TO DO
Copy each line below exactly and leave the pictures out.

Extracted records
==========
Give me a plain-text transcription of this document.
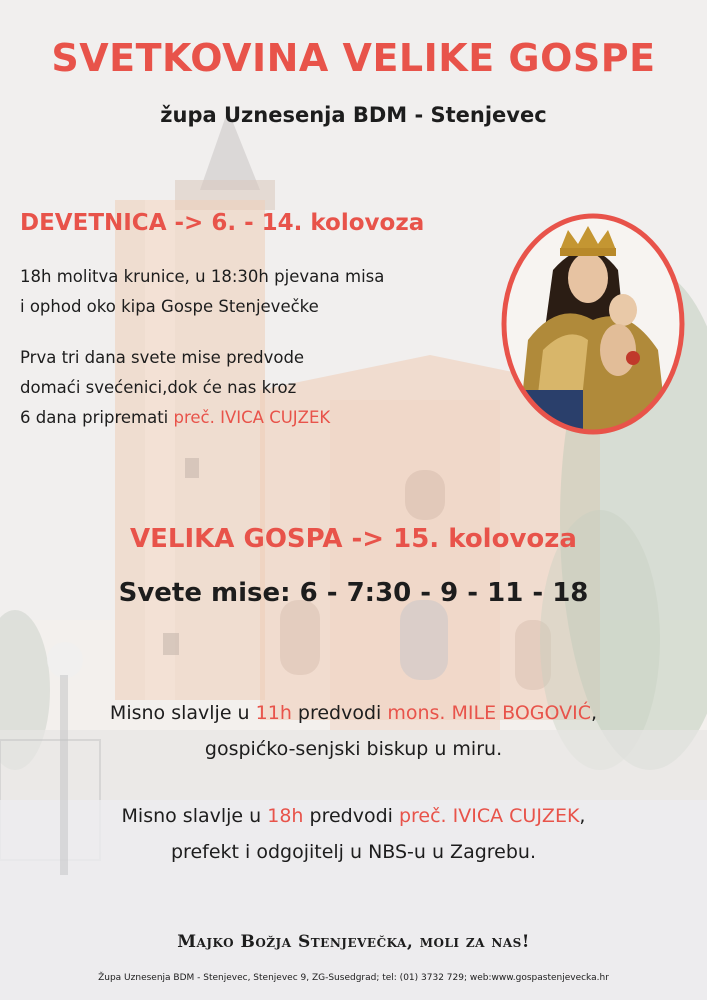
SVETKOVINA VELIKE GOSPE
župa Uznesenja BDM - Stenjevec
DEVETNICA -> 6. - 14. kolovoza
18h molitva krunice, u 18:30h pjevana misa
i ophod oko kipa Gospe Stenjevečke
Prva tri dana svete mise predvode
domaći svećenici,dok će nas kroz
6 dana pripremati preč. IVICA CUJZEK
VELIKA GOSPA -> 15. kolovoza
Svete mise: 6 - 7:30 - 9 - 11 - 18
Misno slavlje u 11h predvodi mons. MILE BOGOVIĆ,
gospićko-senjski biskup u miru.
Misno slavlje u 18h predvodi preč. IVICA CUJZEK,
prefekt i odgojitelj u NBS-u u Zagrebu.
Majko Božja Stenjevečka, moli za nas!
Župa Uznesenja BDM - Stenjevec, Stenjevec 9, ZG-Susedgrad; tel: (01) 3732 729; web:www.gospastenjevecka.hr
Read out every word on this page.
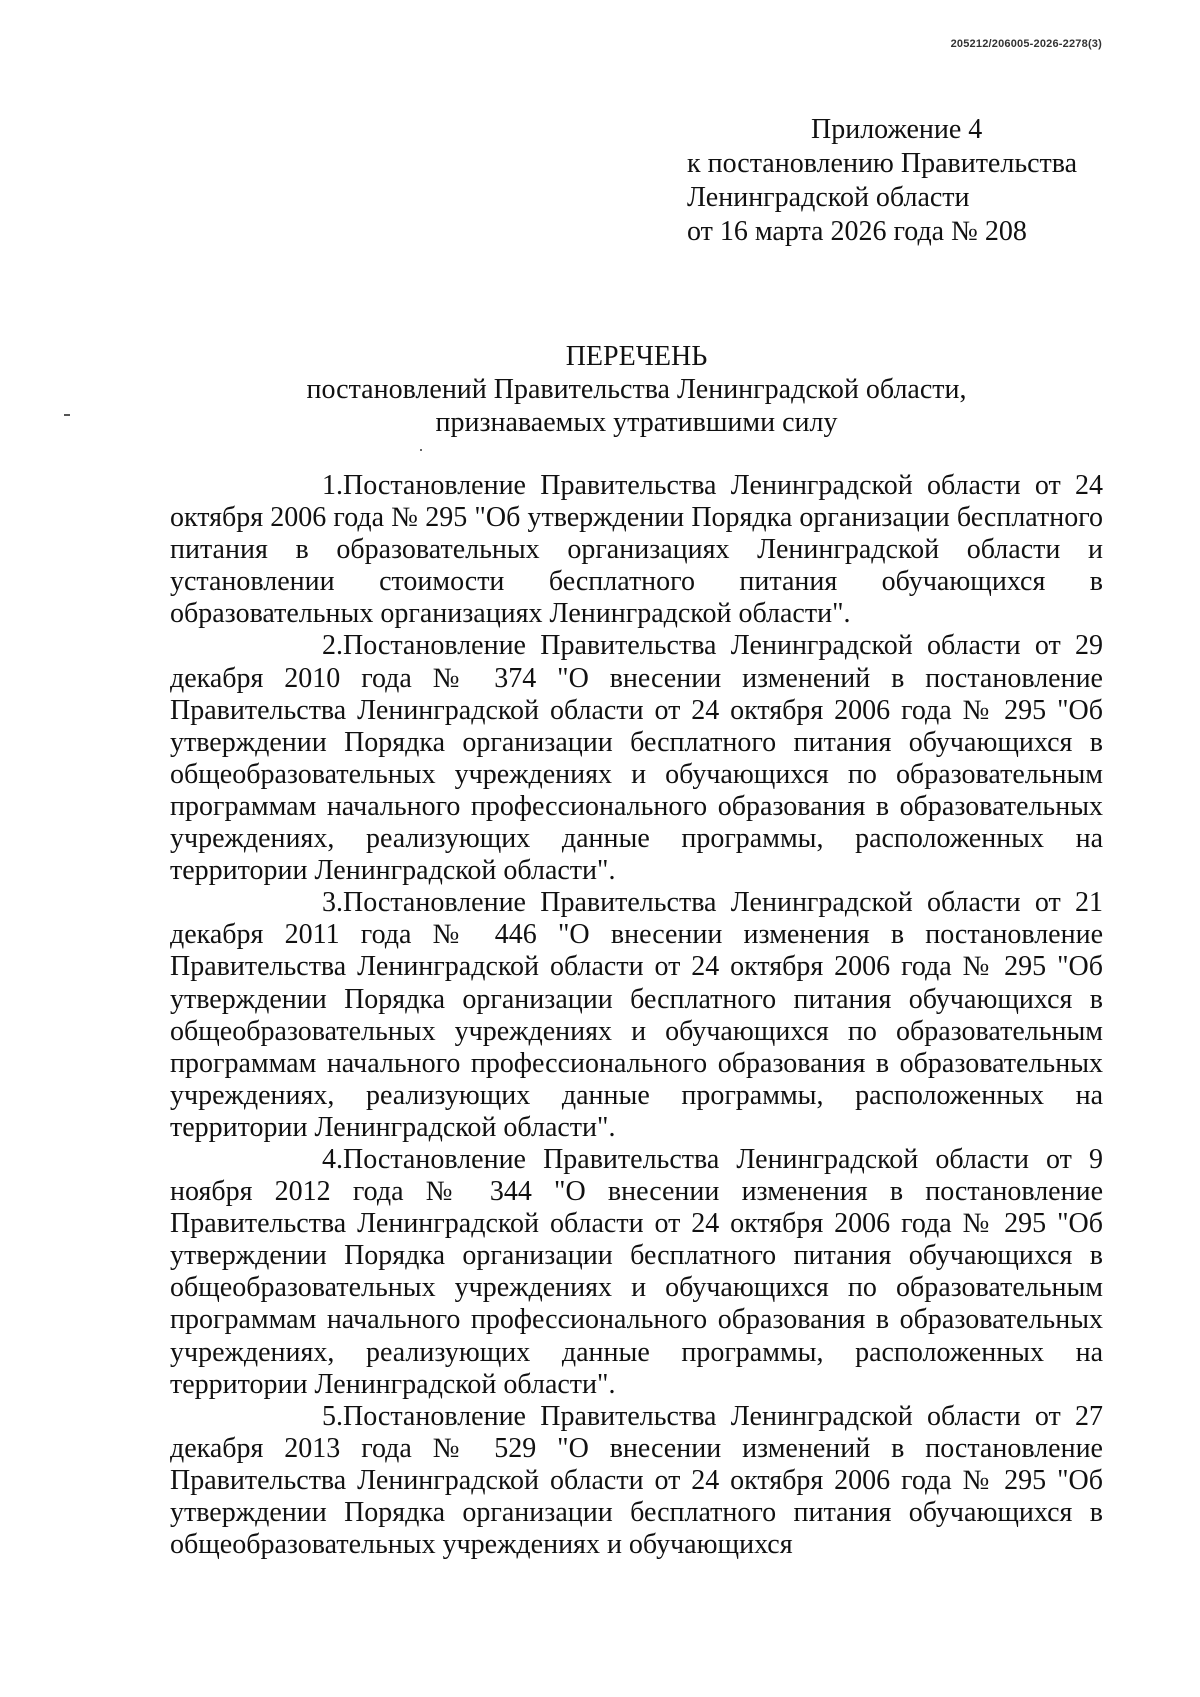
205212/206005-2026-2278(3)
Приложение 4
к постановлению Правительства
Ленинградской области
от 16 марта 2026 года № 208
ПЕРЕЧЕНЬ
постановлений Правительства Ленинградской области,
признаваемых утратившими силу

1.Постановление Правительства Ленинградской области от 24 октября 2006 года № 295 "Об утверждении Порядка организации бесплатного питания в образовательных организациях Ленинградской области и установлении стоимости бесплатного питания обучающихся в образовательных организациях Ленинградской области".

2.Постановление Правительства Ленинградской области от 29 декабря 2010 года № 374 "О внесении изменений в постановление Правительства Ленинградской области от 24 октября 2006 года № 295 "Об утверждении Порядка организации бесплатного питания обучающихся в общеобразовательных учреждениях и обучающихся по образовательным программам начального профессионального образования в образовательных учреждениях, реализующих данные программы, расположенных на территории Ленинградской области".

3.Постановление Правительства Ленинградской области от 21 декабря 2011 года № 446 "О внесении изменения в постановление Правительства Ленинградской области от 24 октября 2006 года № 295 "Об утверждении Порядка организации бесплатного питания обучающихся в общеобразовательных учреждениях и обучающихся по образовательным программам начального профессионального образования в образовательных учреждениях, реализующих данные программы, расположенных на территории Ленинградской области".

4.Постановление Правительства Ленинградской области от 9 ноября 2012 года № 344 "О внесении изменения в постановление Правительства Ленинградской области от 24 октября 2006 года № 295 "Об утверждении Порядка организации бесплатного питания обучающихся в общеобразовательных учреждениях и обучающихся по образовательным программам начального профессионального образования в образовательных учреждениях, реализующих данные программы, расположенных на территории Ленинградской области".

5.Постановление Правительства Ленинградской области от 27 декабря 2013 года № 529 "О внесении изменений в постановление Правительства Ленинградской области от 24 октября 2006 года № 295 "Об утверждении Порядка организации бесплатного питания обучающихся в общеобразовательных учреждениях и обучающихся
==========
THE OUTPUT
Give me a plain-text transcription of this document.
SVETKOVINA VELIKE GOSPE
župa Uznesenja BDM - Stenjevec
DEVETNICA -> 6. - 14. kolovoza
18h molitva krunice, u 18:30h pjevana misa
i ophod oko kipa Gospe Stenjevečke
Prva tri dana svete mise predvode
domaći svećenici,dok će nas kroz
6 dana pripremati preč. IVICA CUJZEK
VELIKA GOSPA -> 15. kolovoza
Svete mise: 6 - 7:30 - 9 - 11 - 18
Misno slavlje u 11h predvodi mons. MILE BOGOVIĆ,
gospićko-senjski biskup u miru.
Misno slavlje u 18h predvodi preč. IVICA CUJZEK,
prefekt i odgojitelj u NBS-u u Zagrebu.
Majko Božja Stenjevečka, moli za nas!
Župa Uznesenja BDM - Stenjevec, Stenjevec 9, ZG-Susedgrad; tel: (01) 3732 729; web:www.gospastenjevecka.hr
Read out every word on this page.
205212/206005-2026-2278(3)
Приложение 4
к постановлению Правительства
Ленинградской области
от 16 марта 2026 года № 208
ПЕРЕЧЕНЬ
постановлений Правительства Ленинградской области,
признаваемых утратившими силу

1.Постановление Правительства Ленинградской области от 24 октября 2006 года № 295 "Об утверждении Порядка организации бесплатного питания в образовательных организациях Ленинградской области и установлении стоимости бесплатного питания обучающихся в образовательных организациях Ленинградской области".

2.Постановление Правительства Ленинградской области от 29 декабря 2010 года № 374 "О внесении изменений в постановление Правительства Ленинградской области от 24 октября 2006 года № 295 "Об утверждении Порядка организации бесплатного питания обучающихся в общеобразовательных учреждениях и обучающихся по образовательным программам начального профессионального образования в образовательных учреждениях, реализующих данные программы, расположенных на территории Ленинградской области".

3.Постановление Правительства Ленинградской области от 21 декабря 2011 года № 446 "О внесении изменения в постановление Правительства Ленинградской области от 24 октября 2006 года № 295 "Об утверждении Порядка организации бесплатного питания обучающихся в общеобразовательных учреждениях и обучающихся по образовательным программам начального профессионального образования в образовательных учреждениях, реализующих данные программы, расположенных на территории Ленинградской области".

4.Постановление Правительства Ленинградской области от 9 ноября 2012 года № 344 "О внесении изменения в постановление Правительства Ленинградской области от 24 октября 2006 года № 295 "Об утверждении Порядка организации бесплатного питания обучающихся в общеобразовательных учреждениях и обучающихся по образовательным программам начального профессионального образования в образовательных учреждениях, реализующих данные программы, расположенных на территории Ленинградской области".

5.Постановление Правительства Ленинградской области от 27 декабря 2013 года № 529 "О внесении изменений в постановление Правительства Ленинградской области от 24 октября 2006 года № 295 "Об утверждении Порядка организации бесплатного питания обучающихся в общеобразовательных учреждениях и обучающихся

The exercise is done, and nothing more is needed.